**What is needed**
Set down each record below precisely, skipping the pictures.

◆ ◆ ◆ ◆ ◆ ◆ ◆

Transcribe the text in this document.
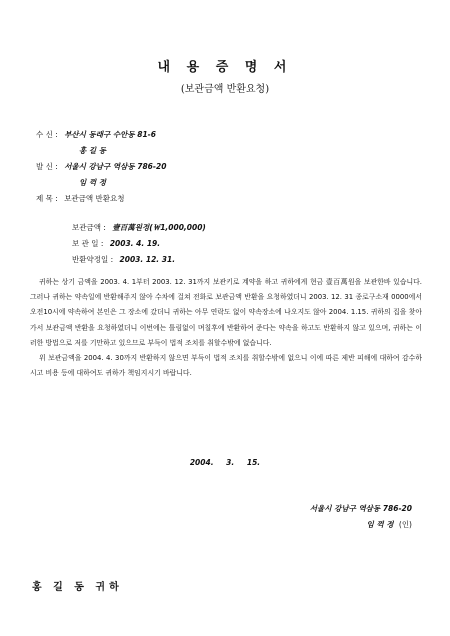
내 용 증 명 서
(보관금액 반환요청)
수 신 : 부산시 동래구 수안동 81-6
홍 길 동
발 신 : 서울시 강남구 역삼동 786-20
임 꺽 정
제 목 : 보관금액 반환요청
보관금액 : 壹百萬원정(￦1,000,000)
보 관 일 : 2003. 4. 19.
반환약정일 : 2003. 12. 31.

귀하는 상기 금액을 2003. 4. 1부터 2003. 12. 31까지 보관키로 계약을 하고 귀하에게 현금 壹百萬원을 보관한바 있습니다. 그러나 귀하는 약속일에 반환해주지 않아 수차에 걸쳐 전화로 보관금액 반환을 요청하였더니 2003. 12. 31 종로구소재 0000에서 오전10시에 약속하여 본인은 그 장소에 갔더니 귀하는 아무 연락도 없이 약속장소에 나오지도 않아 2004. 1.15. 귀하의 집을 찾아가서 보관금액 반환을 요청하였더니 이번에는 틀림없이 며칠후에 반환하여 준다는 약속을 하고도 반환하지 않고 있으며, 귀하는 이러한 방법으로 저를 기만하고 있으므로 부득이 법적 조치를 취할수밖에 없습니다.

위 보관금액을 2004. 4. 30까지 반환하지 않으면 부득이 법적 조치를 취할수밖에 없으니 이에 따른 제반 피해에 대하여 감수하시고 비용 등에 대하여도 귀하가 책임지시기 바랍니다.

2004. 3. 15.
서울시 강남구 역삼동 786-20
임 꺽 정 (인)
홍 길 동 귀하
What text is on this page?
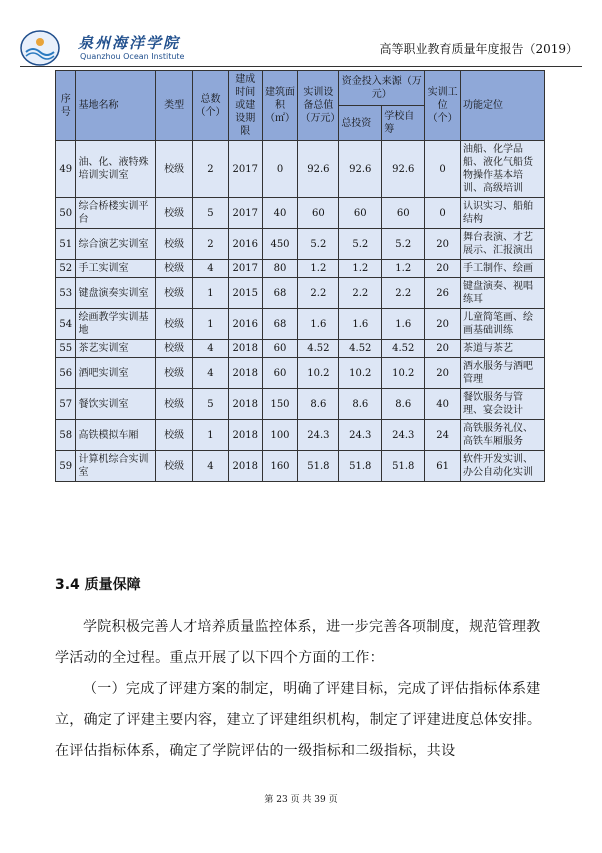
泉州海洋学院
Quanzhou Ocean Institute
高等职业教育质量年度报告（2019）
序号	基地名称	类型	总数（个）	建成时间或建设期限	建筑面积（㎡）	实训设备总值（万元）	资金投入来源（万元）		实训工位（个）	功能定位
							总投资	学校自筹		
49	油、化、液特殊培训实训室	校级	2	2017	0	92.6	92.6	92.6	0	油船、化学品船、液化气船货物操作基本培训、高级培训
50	综合桥楼实训平台	校级	5	2017	40	60	60	60	0	认识实习、船舶结构
51	综合演艺实训室	校级	2	2016	450	5.2	5.2	5.2	20	舞台表演、才艺展示、汇报演出
52	手工实训室	校级	4	2017	80	1.2	1.2	1.2	20	手工制作、绘画
53	键盘演奏实训室	校级	1	2015	68	2.2	2.2	2.2	26	键盘演奏、视唱练耳
54	绘画教学实训基地	校级	1	2016	68	1.6	1.6	1.6	20	儿童简笔画、绘画基础训练
55	茶艺实训室	校级	4	2018	60	4.52	4.52	4.52	20	茶道与茶艺
56	酒吧实训室	校级	4	2018	60	10.2	10.2	10.2	20	酒水服务与酒吧管理
57	餐饮实训室	校级	5	2018	150	8.6	8.6	8.6	40	餐饮服务与管理、宴会设计
58	高铁模拟车厢	校级	1	2018	100	24.3	24.3	24.3	24	高铁服务礼仪、高铁车厢服务
59	计算机综合实训室	校级	4	2018	160	51.8	51.8	51.8	61	软件开发实训、办公自动化实训
3.4 质量保障
学院积极完善人才培养质量监控体系，进一步完善各项制度，规范管理教学活动的全过程。重点开展了以下四个方面的工作：
（一）完成了评建方案的制定，明确了评建目标，完成了评估指标体系建立，确定了评建主要内容，建立了评建组织机构，制定了评建进度总体安排。在评估指标体系，确定了学院评估的一级指标和二级指标，共设
第 23 页 共 39 页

◆ ◆ ◆ ◆ ◆ ◆ ◆

**Exercise response**
Transcribe the text in this document.
내 용 증 명 서
(보관금액 반환요청)
수 신 : 부산시 동래구 수안동 81-6
홍 길 동
발 신 : 서울시 강남구 역삼동 786-20
임 꺽 정
제 목 : 보관금액 반환요청
보관금액 : 壹百萬원정(￦1,000,000)
보 관 일 : 2003. 4. 19.
반환약정일 : 2003. 12. 31.

귀하는 상기 금액을 2003. 4. 1부터 2003. 12. 31까지 보관키로 계약을 하고 귀하에게 현금 壹百萬원을 보관한바 있습니다. 그러나 귀하는 약속일에 반환해주지 않아 수차에 걸쳐 전화로 보관금액 반환을 요청하였더니 2003. 12. 31 종로구소재 0000에서 오전10시에 약속하여 본인은 그 장소에 갔더니 귀하는 아무 연락도 없이 약속장소에 나오지도 않아 2004. 1.15. 귀하의 집을 찾아가서 보관금액 반환을 요청하였더니 이번에는 틀림없이 며칠후에 반환하여 준다는 약속을 하고도 반환하지 않고 있으며, 귀하는 이러한 방법으로 저를 기만하고 있으므로 부득이 법적 조치를 취할수밖에 없습니다.

위 보관금액을 2004. 4. 30까지 반환하지 않으면 부득이 법적 조치를 취할수밖에 없으니 이에 따른 제반 피해에 대하여 감수하시고 비용 등에 대하여도 귀하가 책임지시기 바랍니다.

2004. 3. 15.
서울시 강남구 역삼동 786-20
임 꺽 정 (인)
홍 길 동 귀하
What text is on this page?
泉州海洋学院
Quanzhou Ocean Institute
高等职业教育质量年度报告（2019）
序号	基地名称	类型	总数（个）	建成时间或建设期限	建筑面积（㎡）	实训设备总值（万元）	资金投入来源（万元）		实训工位（个）	功能定位
							总投资	学校自筹		
49	油、化、液特殊培训实训室	校级	2	2017	0	92.6	92.6	92.6	0	油船、化学品船、液化气船货物操作基本培训、高级培训
50	综合桥楼实训平台	校级	5	2017	40	60	60	60	0	认识实习、船舶结构
51	综合演艺实训室	校级	2	2016	450	5.2	5.2	5.2	20	舞台表演、才艺展示、汇报演出
52	手工实训室	校级	4	2017	80	1.2	1.2	1.2	20	手工制作、绘画
53	键盘演奏实训室	校级	1	2015	68	2.2	2.2	2.2	26	键盘演奏、视唱练耳
54	绘画教学实训基地	校级	1	2016	68	1.6	1.6	1.6	20	儿童简笔画、绘画基础训练
55	茶艺实训室	校级	4	2018	60	4.52	4.52	4.52	20	茶道与茶艺
56	酒吧实训室	校级	4	2018	60	10.2	10.2	10.2	20	酒水服务与酒吧管理
57	餐饮实训室	校级	5	2018	150	8.6	8.6	8.6	40	餐饮服务与管理、宴会设计
58	高铁模拟车厢	校级	1	2018	100	24.3	24.3	24.3	24	高铁服务礼仪、高铁车厢服务
59	计算机综合实训室	校级	4	2018	160	51.8	51.8	51.8	61	软件开发实训、办公自动化实训
3.4 质量保障
学院积极完善人才培养质量监控体系，进一步完善各项制度，规范管理教学活动的全过程。重点开展了以下四个方面的工作：
（一）完成了评建方案的制定，明确了评建目标，完成了评估指标体系建立，确定了评建主要内容，建立了评建组织机构，制定了评建进度总体安排。在评估指标体系，确定了学院评估的一级指标和二级指标，共设
第 23 页 共 39 页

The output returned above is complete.